WHAT IS NEEDED:
Please copy out every line of the listing below word for word, changing nothing.
******************************
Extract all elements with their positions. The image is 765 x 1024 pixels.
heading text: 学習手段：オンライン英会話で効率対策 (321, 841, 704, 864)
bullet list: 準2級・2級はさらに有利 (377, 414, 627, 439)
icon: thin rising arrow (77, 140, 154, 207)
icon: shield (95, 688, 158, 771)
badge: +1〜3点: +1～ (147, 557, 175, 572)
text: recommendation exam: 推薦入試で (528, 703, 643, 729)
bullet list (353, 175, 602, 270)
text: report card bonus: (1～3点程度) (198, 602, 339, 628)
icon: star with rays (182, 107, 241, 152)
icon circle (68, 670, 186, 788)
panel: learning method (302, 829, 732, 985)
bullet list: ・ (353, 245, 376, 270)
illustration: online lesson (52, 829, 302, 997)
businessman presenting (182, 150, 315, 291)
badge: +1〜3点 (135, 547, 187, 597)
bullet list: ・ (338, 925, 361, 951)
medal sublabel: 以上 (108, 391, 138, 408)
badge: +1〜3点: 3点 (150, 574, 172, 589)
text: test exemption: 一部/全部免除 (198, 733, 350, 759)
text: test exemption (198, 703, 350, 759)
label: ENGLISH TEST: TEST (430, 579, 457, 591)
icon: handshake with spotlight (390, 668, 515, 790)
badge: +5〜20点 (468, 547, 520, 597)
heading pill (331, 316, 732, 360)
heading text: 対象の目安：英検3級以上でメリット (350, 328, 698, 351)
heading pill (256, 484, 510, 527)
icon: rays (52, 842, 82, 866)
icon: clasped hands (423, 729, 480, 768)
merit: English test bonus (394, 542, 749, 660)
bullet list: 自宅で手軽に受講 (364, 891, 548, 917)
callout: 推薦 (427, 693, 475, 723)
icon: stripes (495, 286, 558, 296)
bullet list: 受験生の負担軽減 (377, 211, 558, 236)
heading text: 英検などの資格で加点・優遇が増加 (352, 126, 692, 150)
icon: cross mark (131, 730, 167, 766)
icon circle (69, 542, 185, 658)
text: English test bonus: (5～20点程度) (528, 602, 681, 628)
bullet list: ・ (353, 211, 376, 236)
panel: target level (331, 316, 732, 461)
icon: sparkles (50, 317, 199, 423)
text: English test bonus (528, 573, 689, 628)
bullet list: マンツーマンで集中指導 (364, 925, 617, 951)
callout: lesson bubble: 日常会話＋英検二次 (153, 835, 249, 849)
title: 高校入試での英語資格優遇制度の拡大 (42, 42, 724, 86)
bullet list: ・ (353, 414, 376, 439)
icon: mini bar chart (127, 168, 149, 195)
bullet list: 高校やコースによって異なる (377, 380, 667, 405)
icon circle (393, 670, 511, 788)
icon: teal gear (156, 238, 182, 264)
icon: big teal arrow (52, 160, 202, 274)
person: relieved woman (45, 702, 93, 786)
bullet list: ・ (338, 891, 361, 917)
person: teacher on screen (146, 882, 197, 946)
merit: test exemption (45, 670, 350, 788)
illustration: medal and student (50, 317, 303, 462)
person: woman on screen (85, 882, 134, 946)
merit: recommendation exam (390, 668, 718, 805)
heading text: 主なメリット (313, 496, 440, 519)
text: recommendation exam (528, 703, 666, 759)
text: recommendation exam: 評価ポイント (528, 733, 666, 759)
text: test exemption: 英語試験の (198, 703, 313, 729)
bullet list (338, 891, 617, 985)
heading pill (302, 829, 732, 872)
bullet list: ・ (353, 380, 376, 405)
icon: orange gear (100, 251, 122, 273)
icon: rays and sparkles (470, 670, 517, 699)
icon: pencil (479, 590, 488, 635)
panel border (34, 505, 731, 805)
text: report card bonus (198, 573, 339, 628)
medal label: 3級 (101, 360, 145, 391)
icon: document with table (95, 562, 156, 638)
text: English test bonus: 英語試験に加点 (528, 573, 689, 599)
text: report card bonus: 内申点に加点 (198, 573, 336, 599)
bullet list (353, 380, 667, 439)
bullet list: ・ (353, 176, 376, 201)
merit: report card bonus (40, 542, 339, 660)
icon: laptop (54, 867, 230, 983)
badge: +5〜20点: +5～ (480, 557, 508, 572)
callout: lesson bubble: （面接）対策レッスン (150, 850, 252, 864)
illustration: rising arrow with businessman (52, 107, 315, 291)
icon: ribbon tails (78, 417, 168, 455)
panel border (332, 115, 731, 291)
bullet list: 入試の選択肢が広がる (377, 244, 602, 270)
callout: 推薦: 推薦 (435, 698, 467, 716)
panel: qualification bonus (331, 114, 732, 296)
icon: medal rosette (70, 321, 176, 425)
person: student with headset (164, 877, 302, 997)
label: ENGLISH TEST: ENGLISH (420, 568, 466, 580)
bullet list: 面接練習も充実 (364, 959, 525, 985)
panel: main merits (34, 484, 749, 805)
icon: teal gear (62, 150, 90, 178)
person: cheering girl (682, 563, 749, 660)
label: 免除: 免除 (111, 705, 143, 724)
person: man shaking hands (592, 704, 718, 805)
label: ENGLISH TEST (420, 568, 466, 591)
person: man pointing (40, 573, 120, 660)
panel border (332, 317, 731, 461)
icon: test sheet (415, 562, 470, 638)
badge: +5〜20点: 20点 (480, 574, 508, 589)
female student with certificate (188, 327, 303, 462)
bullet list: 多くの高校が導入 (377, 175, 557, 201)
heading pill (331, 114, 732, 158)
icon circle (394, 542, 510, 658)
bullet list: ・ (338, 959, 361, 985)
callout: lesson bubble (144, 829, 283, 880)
******************************
TASK OUTPUT:
Extract all elements with their positions. The image is 765 x 1024 pixels.
heading text: 学習手段：オンライン英会話で効率対策 (321, 841, 704, 864)
bullet list: 準2級・2級はさらに有利 (377, 414, 627, 439)
icon: thin rising arrow (77, 140, 154, 207)
icon: shield (95, 688, 158, 771)
badge: +1〜3点: +1～ (147, 557, 175, 572)
text: recommendation exam: 推薦入試で (528, 703, 643, 729)
bullet list (353, 175, 602, 270)
text: report card bonus: (1～3点程度) (198, 602, 339, 628)
icon: star with rays (182, 107, 241, 152)
icon circle (68, 670, 186, 788)
panel: learning method (302, 829, 732, 985)
bullet list: ・ (353, 245, 376, 270)
illustration: online lesson (52, 829, 302, 997)
businessman presenting (182, 150, 315, 291)
badge: +1〜3点 (135, 547, 187, 597)
bullet list: ・ (338, 925, 361, 951)
medal sublabel: 以上 (108, 391, 138, 408)
badge: +1〜3点: 3点 (150, 574, 172, 589)
text: test exemption: 一部/全部免除 (198, 733, 350, 759)
text: test exemption (198, 703, 350, 759)
label: ENGLISH TEST: TEST (430, 579, 457, 591)
icon: handshake with spotlight (390, 668, 515, 790)
badge: +5〜20点 (468, 547, 520, 597)
heading pill (331, 316, 732, 360)
heading text: 対象の目安：英検3級以上でメリット (350, 328, 698, 351)
heading pill (256, 484, 510, 527)
icon: rays (52, 842, 82, 866)
icon: clasped hands (423, 729, 480, 768)
merit: English test bonus (394, 542, 749, 660)
bullet list: 自宅で手軽に受講 (364, 891, 548, 917)
callout: 推薦 (427, 693, 475, 723)
icon: stripes (495, 286, 558, 296)
bullet list: 受験生の負担軽減 (377, 211, 558, 236)
heading text: 英検などの資格で加点・優遇が増加 (352, 126, 692, 150)
icon: cross mark (131, 730, 167, 766)
icon circle (69, 542, 185, 658)
text: English test bonus: (5～20点程度) (528, 602, 681, 628)
bullet list: ・ (353, 211, 376, 236)
panel: target level (331, 316, 732, 461)
icon: sparkles (50, 317, 199, 423)
text: English test bonus (528, 573, 689, 628)
bullet list: マンツーマンで集中指導 (364, 925, 617, 951)
callout: lesson bubble: 日常会話＋英検二次 (153, 835, 249, 849)
title: 高校入試での英語資格優遇制度の拡大 (42, 42, 724, 86)
bullet list: ・ (353, 414, 376, 439)
icon: mini bar chart (127, 168, 149, 195)
bullet list: 高校やコースによって異なる (377, 380, 667, 405)
icon circle (393, 670, 511, 788)
icon: teal gear (156, 238, 182, 264)
icon: big teal arrow (52, 160, 202, 274)
person: relieved woman (45, 702, 93, 786)
bullet list: ・ (338, 891, 361, 917)
person: teacher on screen (146, 882, 197, 946)
merit: test exemption (45, 670, 350, 788)
illustration: medal and student (50, 317, 303, 462)
person: woman on screen (85, 882, 134, 946)
merit: recommendation exam (390, 668, 718, 805)
heading text: 主なメリット (313, 496, 440, 519)
text: recommendation exam (528, 703, 666, 759)
text: recommendation exam: 評価ポイント (528, 733, 666, 759)
text: test exemption: 英語試験の (198, 703, 313, 729)
bullet list (338, 891, 617, 985)
heading pill (302, 829, 732, 872)
bullet list: ・ (353, 380, 376, 405)
icon: orange gear (100, 251, 122, 273)
icon: rays and sparkles (470, 670, 517, 699)
icon: pencil (479, 590, 488, 635)
panel border (34, 505, 731, 805)
text: report card bonus (198, 573, 339, 628)
medal label: 3級 (101, 360, 145, 391)
icon: document with table (95, 562, 156, 638)
text: English test bonus: 英語試験に加点 (528, 573, 689, 599)
text: report card bonus: 内申点に加点 (198, 573, 336, 599)
bullet list (353, 380, 667, 439)
bullet list: ・ (353, 176, 376, 201)
merit: report card bonus (40, 542, 339, 660)
icon: laptop (54, 867, 230, 983)
badge: +5〜20点: +5～ (480, 557, 508, 572)
callout: lesson bubble: （面接）対策レッスン (150, 850, 252, 864)
illustration: rising arrow with businessman (52, 107, 315, 291)
icon: ribbon tails (78, 417, 168, 455)
panel border (332, 115, 731, 291)
bullet list: 入試の選択肢が広がる (377, 244, 602, 270)
callout: 推薦: 推薦 (435, 698, 467, 716)
panel: qualification bonus (331, 114, 732, 296)
icon: medal rosette (70, 321, 176, 425)
person: student with headset (164, 877, 302, 997)
label: ENGLISH TEST: ENGLISH (420, 568, 466, 580)
bullet list: 面接練習も充実 (364, 959, 525, 985)
panel: main merits (34, 484, 749, 805)
icon: teal gear (62, 150, 90, 178)
person: cheering girl (682, 563, 749, 660)
label: 免除: 免除 (111, 705, 143, 724)
person: man shaking hands (592, 704, 718, 805)
label: ENGLISH TEST (420, 568, 466, 591)
person: man pointing (40, 573, 120, 660)
panel border (332, 317, 731, 461)
icon: test sheet (415, 562, 470, 638)
badge: +5〜20点: 20点 (480, 574, 508, 589)
female student with certificate (188, 327, 303, 462)
bullet list: 多くの高校が導入 (377, 175, 557, 201)
heading pill (331, 114, 732, 158)
icon circle (394, 542, 510, 658)
bullet list: ・ (338, 959, 361, 985)
callout: lesson bubble (144, 829, 283, 880)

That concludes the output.